Stored data
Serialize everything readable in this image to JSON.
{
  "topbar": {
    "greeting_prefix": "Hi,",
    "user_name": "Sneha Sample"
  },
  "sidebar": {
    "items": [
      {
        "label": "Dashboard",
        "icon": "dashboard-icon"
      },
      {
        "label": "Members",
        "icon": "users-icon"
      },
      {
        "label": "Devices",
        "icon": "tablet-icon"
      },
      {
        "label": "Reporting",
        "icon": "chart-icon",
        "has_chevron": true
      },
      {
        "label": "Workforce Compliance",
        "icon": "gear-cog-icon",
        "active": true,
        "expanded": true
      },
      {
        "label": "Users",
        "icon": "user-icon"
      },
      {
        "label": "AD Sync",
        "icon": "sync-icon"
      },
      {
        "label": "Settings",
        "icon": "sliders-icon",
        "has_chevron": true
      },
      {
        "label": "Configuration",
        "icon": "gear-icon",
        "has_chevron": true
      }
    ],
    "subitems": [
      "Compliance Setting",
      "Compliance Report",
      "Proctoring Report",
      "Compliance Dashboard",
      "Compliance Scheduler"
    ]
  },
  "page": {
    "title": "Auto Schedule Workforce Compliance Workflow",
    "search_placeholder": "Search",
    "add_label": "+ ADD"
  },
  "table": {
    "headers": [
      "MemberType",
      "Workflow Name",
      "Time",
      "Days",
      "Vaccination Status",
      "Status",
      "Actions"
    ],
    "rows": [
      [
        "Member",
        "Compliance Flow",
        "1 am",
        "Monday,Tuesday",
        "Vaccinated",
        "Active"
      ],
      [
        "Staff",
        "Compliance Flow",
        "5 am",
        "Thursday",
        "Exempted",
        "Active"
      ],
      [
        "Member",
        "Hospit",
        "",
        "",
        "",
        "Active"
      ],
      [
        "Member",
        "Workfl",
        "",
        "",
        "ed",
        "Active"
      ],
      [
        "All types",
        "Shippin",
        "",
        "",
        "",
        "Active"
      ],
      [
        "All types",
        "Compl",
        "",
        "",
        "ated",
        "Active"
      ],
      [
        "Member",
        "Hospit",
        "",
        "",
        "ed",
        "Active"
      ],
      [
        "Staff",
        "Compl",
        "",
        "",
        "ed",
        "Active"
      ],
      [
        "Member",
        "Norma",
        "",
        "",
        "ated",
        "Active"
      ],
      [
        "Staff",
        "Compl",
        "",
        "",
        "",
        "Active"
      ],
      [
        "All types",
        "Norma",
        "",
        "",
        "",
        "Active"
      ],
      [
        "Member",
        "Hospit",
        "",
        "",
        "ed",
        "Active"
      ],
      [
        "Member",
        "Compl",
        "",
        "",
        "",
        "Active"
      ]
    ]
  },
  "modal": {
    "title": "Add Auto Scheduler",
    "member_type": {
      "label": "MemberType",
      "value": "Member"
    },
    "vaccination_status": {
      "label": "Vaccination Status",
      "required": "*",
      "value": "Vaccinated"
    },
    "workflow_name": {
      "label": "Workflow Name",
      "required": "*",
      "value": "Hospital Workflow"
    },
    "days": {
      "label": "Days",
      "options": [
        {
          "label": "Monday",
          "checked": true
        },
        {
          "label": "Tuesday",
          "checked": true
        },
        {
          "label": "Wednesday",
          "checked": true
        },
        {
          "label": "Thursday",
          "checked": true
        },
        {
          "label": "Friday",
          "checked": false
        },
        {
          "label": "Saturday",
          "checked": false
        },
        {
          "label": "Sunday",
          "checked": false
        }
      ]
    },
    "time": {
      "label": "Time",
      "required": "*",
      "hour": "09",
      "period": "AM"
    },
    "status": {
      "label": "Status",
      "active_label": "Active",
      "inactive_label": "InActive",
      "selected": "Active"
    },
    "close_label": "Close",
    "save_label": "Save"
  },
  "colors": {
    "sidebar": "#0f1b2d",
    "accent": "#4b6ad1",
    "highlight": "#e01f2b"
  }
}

◆ **Task prompt**
Tally the lines in this data that hold the word "value" and state only the count.

◆ **Answer to this problem**
3